Task directions: Reproduce all of the material exactly as shown.

Input rows:

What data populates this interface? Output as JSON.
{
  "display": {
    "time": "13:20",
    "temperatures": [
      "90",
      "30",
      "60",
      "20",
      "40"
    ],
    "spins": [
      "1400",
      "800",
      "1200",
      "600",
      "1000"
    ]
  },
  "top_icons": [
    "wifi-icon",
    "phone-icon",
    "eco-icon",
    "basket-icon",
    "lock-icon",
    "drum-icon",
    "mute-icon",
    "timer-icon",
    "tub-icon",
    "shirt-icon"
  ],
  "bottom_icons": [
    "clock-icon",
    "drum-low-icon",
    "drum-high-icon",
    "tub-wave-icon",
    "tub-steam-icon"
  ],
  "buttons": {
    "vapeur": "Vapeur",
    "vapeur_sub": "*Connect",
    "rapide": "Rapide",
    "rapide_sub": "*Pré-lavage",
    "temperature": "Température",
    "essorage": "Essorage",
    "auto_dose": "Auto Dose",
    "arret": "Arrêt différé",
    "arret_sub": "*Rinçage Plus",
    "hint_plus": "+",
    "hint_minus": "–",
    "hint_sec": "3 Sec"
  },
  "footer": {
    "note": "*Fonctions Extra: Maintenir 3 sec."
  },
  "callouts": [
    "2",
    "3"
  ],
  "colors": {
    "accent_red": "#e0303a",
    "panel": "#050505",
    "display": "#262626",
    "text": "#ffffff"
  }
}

The output:
What data populates this interface? Output as JSON.
{
  "display": {
    "time": "13:20",
    "temperatures": [
      "90",
      "30",
      "60",
      "20",
      "40"
    ],
    "spins": [
      "1400",
      "800",
      "1200",
      "600",
      "1000"
    ]
  },
  "top_icons": [
    "wifi-icon",
    "phone-icon",
    "eco-icon",
    "basket-icon",
    "lock-icon",
    "drum-icon",
    "mute-icon",
    "timer-icon",
    "tub-icon",
    "shirt-icon"
  ],
  "bottom_icons": [
    "clock-icon",
    "drum-low-icon",
    "drum-high-icon",
    "tub-wave-icon",
    "tub-steam-icon"
  ],
  "buttons": {
    "vapeur": "Vapeur",
    "vapeur_sub": "*Connect",
    "rapide": "Rapide",
    "rapide_sub": "*Pré-lavage",
    "temperature": "Température",
    "essorage": "Essorage",
    "auto_dose": "Auto Dose",
    "arret": "Arrêt différé",
    "arret_sub": "*Rinçage Plus",
    "hint_plus": "+",
    "hint_minus": "–",
    "hint_sec": "3 Sec"
  },
  "footer": {
    "note": "*Fonctions Extra: Maintenir 3 sec."
  },
  "callouts": [
    "2",
    "3"
  ],
  "colors": {
    "accent_red": "#e0303a",
    "panel": "#050505",
    "display": "#262626",
    "text": "#ffffff"
  }
}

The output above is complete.